## What the task asks
Tally how many lines include "Process". The number is the whole answer.
>>>
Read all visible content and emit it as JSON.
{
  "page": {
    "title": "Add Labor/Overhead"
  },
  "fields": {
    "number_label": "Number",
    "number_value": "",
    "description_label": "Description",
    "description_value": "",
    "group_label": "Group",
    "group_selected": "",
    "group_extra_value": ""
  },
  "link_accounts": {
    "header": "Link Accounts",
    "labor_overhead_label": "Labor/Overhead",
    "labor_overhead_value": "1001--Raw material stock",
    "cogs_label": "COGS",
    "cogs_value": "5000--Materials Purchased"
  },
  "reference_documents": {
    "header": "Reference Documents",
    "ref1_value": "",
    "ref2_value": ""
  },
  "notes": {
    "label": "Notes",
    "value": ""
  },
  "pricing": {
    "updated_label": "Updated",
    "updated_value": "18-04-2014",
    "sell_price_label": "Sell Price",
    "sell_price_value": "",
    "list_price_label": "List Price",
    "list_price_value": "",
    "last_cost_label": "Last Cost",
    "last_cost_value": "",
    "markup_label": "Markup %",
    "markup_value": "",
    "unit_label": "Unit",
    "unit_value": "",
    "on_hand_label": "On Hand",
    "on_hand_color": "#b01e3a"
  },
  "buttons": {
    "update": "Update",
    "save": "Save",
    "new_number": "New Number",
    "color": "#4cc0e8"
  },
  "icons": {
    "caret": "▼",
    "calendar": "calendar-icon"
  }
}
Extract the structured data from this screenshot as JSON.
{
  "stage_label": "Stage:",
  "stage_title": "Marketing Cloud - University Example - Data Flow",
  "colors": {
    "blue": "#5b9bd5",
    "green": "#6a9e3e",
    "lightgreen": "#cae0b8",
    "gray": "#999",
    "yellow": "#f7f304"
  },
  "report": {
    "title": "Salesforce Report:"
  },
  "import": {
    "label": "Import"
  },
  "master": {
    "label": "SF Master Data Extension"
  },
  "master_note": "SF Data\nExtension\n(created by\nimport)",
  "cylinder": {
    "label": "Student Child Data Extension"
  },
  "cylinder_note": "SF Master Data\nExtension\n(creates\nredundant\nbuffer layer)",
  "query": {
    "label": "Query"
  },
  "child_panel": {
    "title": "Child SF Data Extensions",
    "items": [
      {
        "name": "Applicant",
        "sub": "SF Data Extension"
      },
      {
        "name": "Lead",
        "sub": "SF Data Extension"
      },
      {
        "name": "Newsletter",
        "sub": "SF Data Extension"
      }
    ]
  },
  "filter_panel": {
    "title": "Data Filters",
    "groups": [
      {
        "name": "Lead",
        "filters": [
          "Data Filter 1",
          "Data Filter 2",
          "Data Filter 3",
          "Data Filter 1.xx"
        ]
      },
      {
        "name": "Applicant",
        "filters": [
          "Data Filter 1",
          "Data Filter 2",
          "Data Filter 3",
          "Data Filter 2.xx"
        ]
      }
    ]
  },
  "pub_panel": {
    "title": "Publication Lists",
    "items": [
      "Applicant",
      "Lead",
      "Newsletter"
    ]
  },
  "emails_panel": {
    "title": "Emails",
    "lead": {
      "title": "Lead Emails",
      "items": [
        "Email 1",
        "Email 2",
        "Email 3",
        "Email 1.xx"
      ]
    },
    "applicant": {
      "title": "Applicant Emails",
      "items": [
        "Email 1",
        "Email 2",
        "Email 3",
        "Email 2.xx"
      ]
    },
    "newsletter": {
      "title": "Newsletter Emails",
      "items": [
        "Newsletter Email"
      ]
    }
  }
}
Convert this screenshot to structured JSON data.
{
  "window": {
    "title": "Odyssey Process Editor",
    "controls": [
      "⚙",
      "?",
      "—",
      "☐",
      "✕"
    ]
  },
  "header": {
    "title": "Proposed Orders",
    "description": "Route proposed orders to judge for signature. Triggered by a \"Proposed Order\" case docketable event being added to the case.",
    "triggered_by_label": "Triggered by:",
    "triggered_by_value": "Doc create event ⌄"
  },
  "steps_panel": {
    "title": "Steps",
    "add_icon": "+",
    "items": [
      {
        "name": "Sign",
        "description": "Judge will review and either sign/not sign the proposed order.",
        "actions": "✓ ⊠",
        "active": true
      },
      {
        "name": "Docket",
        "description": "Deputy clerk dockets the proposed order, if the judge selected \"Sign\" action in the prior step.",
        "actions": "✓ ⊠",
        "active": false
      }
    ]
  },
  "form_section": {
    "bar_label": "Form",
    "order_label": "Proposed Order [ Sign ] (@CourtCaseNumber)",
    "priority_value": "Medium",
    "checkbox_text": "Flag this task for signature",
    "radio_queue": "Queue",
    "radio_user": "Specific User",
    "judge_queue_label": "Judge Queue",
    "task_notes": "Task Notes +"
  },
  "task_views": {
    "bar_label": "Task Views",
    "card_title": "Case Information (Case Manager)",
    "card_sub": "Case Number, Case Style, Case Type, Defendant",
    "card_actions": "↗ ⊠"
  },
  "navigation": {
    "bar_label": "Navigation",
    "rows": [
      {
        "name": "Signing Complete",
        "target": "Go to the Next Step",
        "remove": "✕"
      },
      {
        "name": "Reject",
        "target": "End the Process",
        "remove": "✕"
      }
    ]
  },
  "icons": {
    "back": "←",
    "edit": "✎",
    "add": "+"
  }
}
<<<
## Result for this exercise
2